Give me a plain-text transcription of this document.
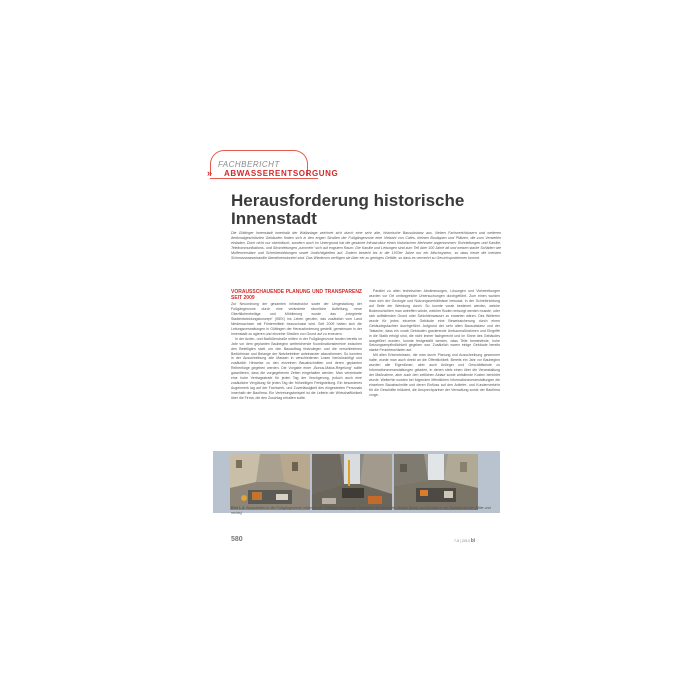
FACHBERICHT
» ABWASSERENTSORGUNG
Herausforderung historische Innenstadt
Die Göttinger Innenstadt innerhalb der Wallanlage zeichnet sich durch eine sehr alte, historische Bausubstanz aus. Neben Fachwerkhäusern und weiteren denkmalgeschützten Gebäuden finden sich in den engen Straßen der Fußgängerzone eine Vielzahl von Cafés, kleinen Boutiquen und Plätzen, die zum Verweilen einladen. Doch nicht nur oberirdisch, sondern auch im Untergrund hat die gesamte Infrastruktur einen historischen Mehrwert angenommen: Rohrleitungen und Kanäle, Telekommunikations- und Stromleitungen „tummeln“ sich auf engstem Raum. Die Kanäle und Leitungen sind zum Teil über 100 Jahre alt und weisen starke Schäden wie Muffenversätze und Scherbenbildungen sowie Undichtigkeiten auf. Zudem besteht bis in die 1970er Jahre nur ein Mischsystem, so dass heute die meisten Schmutzwasserkanäle überdimensioniert sind. Das Wiederum verfügen sie über ein zu geringes Gefälle, so dass es vermehrt zu Geruchsproblemen kommt.
VORAUSSCHAUENDE PLANUNG UND TRANSPARENZ SEIT 2009

Zur Neuordnung der gesamten Infrastruktur sowie der Umgestaltung der Fußgängerzone durch eine veränderte räumliche Aufteilung, neue Oberflächenbeläge und Möblierung wurde das „Integrierte Stadtentwicklungskonzept“ (ISEK) ins Leben gerufen, das zusätzlich vom Land Niedersachsen mit Fördermitteln bezuschusst wird. Seit 2009 haben sich die Leitungsverwaltungen in Göttingen der Herausforderung gestellt, gemeinsam in der Innenstadt zu agieren und einzelne Straßen von Grund auf zu erneuern.

In der Arden- und Barfüßerstraße mitten in der Fußgängerzone fanden bereits im Jahr vor dem geplanten Baubeginn weitreichende Koordinationstermine zwischen den Beteiligten statt, um den Bauauftrag festzulegen und die verschiedenen Bedürfnisse und Belange der Netzbetreiber aufeinander abzustimmen. So konnten in der Ausschreibung alle Massen in verschiedenen Losen berücksichtigt und zusätzlich Hinweise zu den einzelnen Bauabschnitten und deren geplanten Reihenfolge gegeben werden. Die Vorgabe einer „Bonus-Malus-Regelung“ sollte garantieren, dass die vorgegebenen Zeiten eingehalten werden. Man vereinbarte eine hohe Vertragsstrafe für jeden Tag der Verzögerung, jedoch auch eine zusätzliche Vergütung für jeden Tag der frühzeitigen Fertigstellung. Ein besonderes Augenmerk lag auf der Fachwerk- und Zuverlässigkeit des eingesetzten Personals innerhalb der Baufirma. Ein Vertretungsbeispiel ist die Leiterin der Wirtschaftlichkeit über die Firma, die den Zuschlag erhalten sollte.

Parallel zu allen technischen Abstimmungen, Lösungen und Vorbereitungen wurden vor Ort umfangreiche Untersuchungen durchgeführt. Zum einen wurden man sich der Geologie und Nutzungsverhältnisse bewusst, in der Schreibrichtung auf Seite der Wendung durch. So konnte vorab bestimmt werden, welche Bodenschichten man antreffen würde, welcher Boden entsorgt werden musste, oder sich auffallenden Grund oder Schichtenwasser zu erwarten wären. Des Weiteren wurde für jedes einzelne Gebäude eine Beweissicherung durch einen Gebäudegutachter durchgeführt. Aufgrund der sehr alten Bausubstanz und der Tatsache, dass ein vorab Gebäuden gravierende Umbaumaßnahmen und Eingriffe in die Statik erfolgt sind, die nicht immer fachgerecht und im Sinne des Gebäudes ausgeführt wurden, konnte festgestellt werden, dass Teile beweisfeste, hohe Setzungsempfindlichkeit gegeben war. Zusätzlich waren einige Gebäude bereits starke Feuchteschäden auf.

Mit allen Erkenntnissen, die man durch Planung und Ausschreibung gewonnen hatte, wurde man auch direkt an die Öffentlichkeit. Bereits ein Jahr vor Baubeginn wurden alle Eigentümer, aber auch Anlieger und Geschäftsleute zu Informationsveranstaltungen geladen, in denen stets einen über die Veranstaltung der Maßnahme, aber auch den zeitlichen Ablauf sowie anfallende Kosten berichtet wurde. Weiterhin wurden bei folgenden öffentlichen Informationsveranstaltungen die einzelnen Bauabschnitte und deren Einfluss auf den Anliefer- und Kundenverkehr für die Geschäfte erläutert, die Ansprechpartner der Verwaltung sowie der Baufirma vorge-

Bild 1-3: Bauarbeiten in der Fußgängerzone mitten in der Göttinger Innenstadt. Baufeld in der Weender Straße (links) und Baufeld in der Barfüßerstraße (Mitte und rechts)
580	7-8 | 2013 bi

What this task involves >> If an entry contains a picture, skip the picture and reproduce everything else exactly.

Result of this task >>
Give me a plain-text transcription of this document.
FACHBERICHT
» ABWASSERENTSORGUNG
Herausforderung historische Innenstadt
Die Göttinger Innenstadt innerhalb der Wallanlage zeichnet sich durch eine sehr alte, historische Bausubstanz aus. Neben Fachwerkhäusern und weiteren denkmalgeschützten Gebäuden finden sich in den engen Straßen der Fußgängerzone eine Vielzahl von Cafés, kleinen Boutiquen und Plätzen, die zum Verweilen einladen. Doch nicht nur oberirdisch, sondern auch im Untergrund hat die gesamte Infrastruktur einen historischen Mehrwert angenommen: Rohrleitungen und Kanäle, Telekommunikations- und Stromleitungen „tummeln“ sich auf engstem Raum. Die Kanäle und Leitungen sind zum Teil über 100 Jahre alt und weisen starke Schäden wie Muffenversätze und Scherbenbildungen sowie Undichtigkeiten auf. Zudem besteht bis in die 1970er Jahre nur ein Mischsystem, so dass heute die meisten Schmutzwasserkanäle überdimensioniert sind. Das Wiederum verfügen sie über ein zu geringes Gefälle, so dass es vermehrt zu Geruchsproblemen kommt.
VORAUSSCHAUENDE PLANUNG UND TRANSPARENZ SEIT 2009

Zur Neuordnung der gesamten Infrastruktur sowie der Umgestaltung der Fußgängerzone durch eine veränderte räumliche Aufteilung, neue Oberflächenbeläge und Möblierung wurde das „Integrierte Stadtentwicklungskonzept“ (ISEK) ins Leben gerufen, das zusätzlich vom Land Niedersachsen mit Fördermitteln bezuschusst wird. Seit 2009 haben sich die Leitungsverwaltungen in Göttingen der Herausforderung gestellt, gemeinsam in der Innenstadt zu agieren und einzelne Straßen von Grund auf zu erneuern.

In der Arden- und Barfüßerstraße mitten in der Fußgängerzone fanden bereits im Jahr vor dem geplanten Baubeginn weitreichende Koordinationstermine zwischen den Beteiligten statt, um den Bauauftrag festzulegen und die verschiedenen Bedürfnisse und Belange der Netzbetreiber aufeinander abzustimmen. So konnten in der Ausschreibung alle Massen in verschiedenen Losen berücksichtigt und zusätzlich Hinweise zu den einzelnen Bauabschnitten und deren geplanten Reihenfolge gegeben werden. Die Vorgabe einer „Bonus-Malus-Regelung“ sollte garantieren, dass die vorgegebenen Zeiten eingehalten werden. Man vereinbarte eine hohe Vertragsstrafe für jeden Tag der Verzögerung, jedoch auch eine zusätzliche Vergütung für jeden Tag der frühzeitigen Fertigstellung. Ein besonderes Augenmerk lag auf der Fachwerk- und Zuverlässigkeit des eingesetzten Personals innerhalb der Baufirma. Ein Vertretungsbeispiel ist die Leiterin der Wirtschaftlichkeit über die Firma, die den Zuschlag erhalten sollte.

Parallel zu allen technischen Abstimmungen, Lösungen und Vorbereitungen wurden vor Ort umfangreiche Untersuchungen durchgeführt. Zum einen wurden man sich der Geologie und Nutzungsverhältnisse bewusst, in der Schreibrichtung auf Seite der Wendung durch. So konnte vorab bestimmt werden, welche Bodenschichten man antreffen würde, welcher Boden entsorgt werden musste, oder sich auffallenden Grund oder Schichtenwasser zu erwarten wären. Des Weiteren wurde für jedes einzelne Gebäude eine Beweissicherung durch einen Gebäudegutachter durchgeführt. Aufgrund der sehr alten Bausubstanz und der Tatsache, dass ein vorab Gebäuden gravierende Umbaumaßnahmen und Eingriffe in die Statik erfolgt sind, die nicht immer fachgerecht und im Sinne des Gebäudes ausgeführt wurden, konnte festgestellt werden, dass Teile beweisfeste, hohe Setzungsempfindlichkeit gegeben war. Zusätzlich waren einige Gebäude bereits starke Feuchteschäden auf.

Mit allen Erkenntnissen, die man durch Planung und Ausschreibung gewonnen hatte, wurde man auch direkt an die Öffentlichkeit. Bereits ein Jahr vor Baubeginn wurden alle Eigentümer, aber auch Anlieger und Geschäftsleute zu Informationsveranstaltungen geladen, in denen stets einen über die Veranstaltung der Maßnahme, aber auch den zeitlichen Ablauf sowie anfallende Kosten berichtet wurde. Weiterhin wurden bei folgenden öffentlichen Informationsveranstaltungen die einzelnen Bauabschnitte und deren Einfluss auf den Anliefer- und Kundenverkehr für die Geschäfte erläutert, die Ansprechpartner der Verwaltung sowie der Baufirma vorge-

Bild 1-3: Bauarbeiten in der Fußgängerzone mitten in der Göttinger Innenstadt. Baufeld in der Weender Straße (links) und Baufeld in der Barfüßerstraße (Mitte und rechts)
580	7-8 | 2013 bi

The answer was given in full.